**What you should do**
Below are the entries; state how many of their lines contain the string "suitable", and nothing more.

**Dataset records**

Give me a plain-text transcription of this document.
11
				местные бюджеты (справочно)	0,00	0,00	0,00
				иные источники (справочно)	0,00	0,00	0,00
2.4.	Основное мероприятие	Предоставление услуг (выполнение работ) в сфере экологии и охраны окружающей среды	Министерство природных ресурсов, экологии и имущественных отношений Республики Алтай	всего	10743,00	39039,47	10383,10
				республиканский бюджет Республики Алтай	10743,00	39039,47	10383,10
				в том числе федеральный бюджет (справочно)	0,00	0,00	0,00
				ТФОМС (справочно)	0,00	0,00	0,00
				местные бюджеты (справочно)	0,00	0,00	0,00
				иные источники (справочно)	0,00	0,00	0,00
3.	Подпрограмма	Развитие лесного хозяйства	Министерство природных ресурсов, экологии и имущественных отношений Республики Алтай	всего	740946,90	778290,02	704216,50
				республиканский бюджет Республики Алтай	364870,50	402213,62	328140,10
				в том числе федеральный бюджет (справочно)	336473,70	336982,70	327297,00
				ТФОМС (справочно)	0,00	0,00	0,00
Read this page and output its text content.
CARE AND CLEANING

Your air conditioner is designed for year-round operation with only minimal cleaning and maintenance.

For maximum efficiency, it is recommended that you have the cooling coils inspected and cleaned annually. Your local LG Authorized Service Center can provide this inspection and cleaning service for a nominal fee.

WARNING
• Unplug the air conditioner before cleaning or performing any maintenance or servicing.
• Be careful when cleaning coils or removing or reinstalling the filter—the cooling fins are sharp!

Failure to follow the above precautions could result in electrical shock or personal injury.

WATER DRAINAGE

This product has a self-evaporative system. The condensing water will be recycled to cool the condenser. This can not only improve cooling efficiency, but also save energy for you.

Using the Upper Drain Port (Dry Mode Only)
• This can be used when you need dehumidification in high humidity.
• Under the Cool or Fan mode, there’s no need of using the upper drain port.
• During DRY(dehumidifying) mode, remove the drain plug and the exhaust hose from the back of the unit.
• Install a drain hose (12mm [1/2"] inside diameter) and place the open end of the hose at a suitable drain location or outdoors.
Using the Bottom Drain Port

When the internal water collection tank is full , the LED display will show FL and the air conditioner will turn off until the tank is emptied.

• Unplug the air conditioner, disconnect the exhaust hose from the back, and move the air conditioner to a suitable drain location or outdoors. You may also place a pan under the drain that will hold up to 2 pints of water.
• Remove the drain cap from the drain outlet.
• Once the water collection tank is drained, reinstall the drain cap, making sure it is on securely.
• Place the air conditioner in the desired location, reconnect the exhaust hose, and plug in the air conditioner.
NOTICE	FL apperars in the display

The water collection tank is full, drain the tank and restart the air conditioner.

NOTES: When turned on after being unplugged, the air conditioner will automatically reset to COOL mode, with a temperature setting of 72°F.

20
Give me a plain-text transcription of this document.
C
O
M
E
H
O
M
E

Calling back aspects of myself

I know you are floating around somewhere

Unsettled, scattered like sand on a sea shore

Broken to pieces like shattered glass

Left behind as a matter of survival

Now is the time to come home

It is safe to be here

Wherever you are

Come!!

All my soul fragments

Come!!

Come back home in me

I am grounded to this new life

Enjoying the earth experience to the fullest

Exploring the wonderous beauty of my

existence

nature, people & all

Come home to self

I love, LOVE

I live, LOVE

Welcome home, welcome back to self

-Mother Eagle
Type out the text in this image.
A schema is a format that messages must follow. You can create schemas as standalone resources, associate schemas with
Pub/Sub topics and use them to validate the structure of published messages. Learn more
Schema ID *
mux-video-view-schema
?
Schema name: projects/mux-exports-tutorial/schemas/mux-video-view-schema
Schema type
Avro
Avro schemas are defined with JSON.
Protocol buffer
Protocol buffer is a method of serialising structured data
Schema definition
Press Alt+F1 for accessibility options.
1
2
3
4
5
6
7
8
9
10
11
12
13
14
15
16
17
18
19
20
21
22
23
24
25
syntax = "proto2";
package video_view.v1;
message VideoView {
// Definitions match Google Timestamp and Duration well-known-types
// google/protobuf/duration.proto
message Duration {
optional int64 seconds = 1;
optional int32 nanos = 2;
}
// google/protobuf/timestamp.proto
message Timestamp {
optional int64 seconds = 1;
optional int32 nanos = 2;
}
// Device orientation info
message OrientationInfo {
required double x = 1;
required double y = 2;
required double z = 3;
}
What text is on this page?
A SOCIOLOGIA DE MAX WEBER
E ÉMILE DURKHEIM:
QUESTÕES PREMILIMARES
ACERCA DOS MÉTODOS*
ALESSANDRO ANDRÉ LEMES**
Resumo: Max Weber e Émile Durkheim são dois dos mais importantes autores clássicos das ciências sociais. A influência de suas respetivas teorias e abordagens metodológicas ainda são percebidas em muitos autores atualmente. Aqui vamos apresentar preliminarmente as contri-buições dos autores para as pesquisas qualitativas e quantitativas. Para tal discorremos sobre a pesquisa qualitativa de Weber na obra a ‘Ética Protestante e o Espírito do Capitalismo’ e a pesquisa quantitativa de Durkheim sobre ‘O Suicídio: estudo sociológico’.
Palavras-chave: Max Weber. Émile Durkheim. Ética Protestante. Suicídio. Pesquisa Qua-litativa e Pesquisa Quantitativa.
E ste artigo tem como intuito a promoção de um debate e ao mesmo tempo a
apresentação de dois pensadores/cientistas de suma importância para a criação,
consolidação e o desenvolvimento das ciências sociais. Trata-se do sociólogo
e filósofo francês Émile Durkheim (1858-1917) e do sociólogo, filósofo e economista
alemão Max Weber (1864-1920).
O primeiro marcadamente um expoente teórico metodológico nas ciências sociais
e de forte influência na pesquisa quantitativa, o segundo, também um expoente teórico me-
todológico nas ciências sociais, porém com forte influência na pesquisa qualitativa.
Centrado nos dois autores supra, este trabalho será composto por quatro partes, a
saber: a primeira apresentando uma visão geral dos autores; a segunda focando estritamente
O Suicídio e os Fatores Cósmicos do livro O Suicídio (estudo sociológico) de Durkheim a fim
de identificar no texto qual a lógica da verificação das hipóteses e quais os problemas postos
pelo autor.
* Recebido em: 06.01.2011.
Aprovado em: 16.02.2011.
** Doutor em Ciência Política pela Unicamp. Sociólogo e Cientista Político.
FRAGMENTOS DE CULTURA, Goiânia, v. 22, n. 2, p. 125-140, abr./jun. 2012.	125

**Worked solution**
2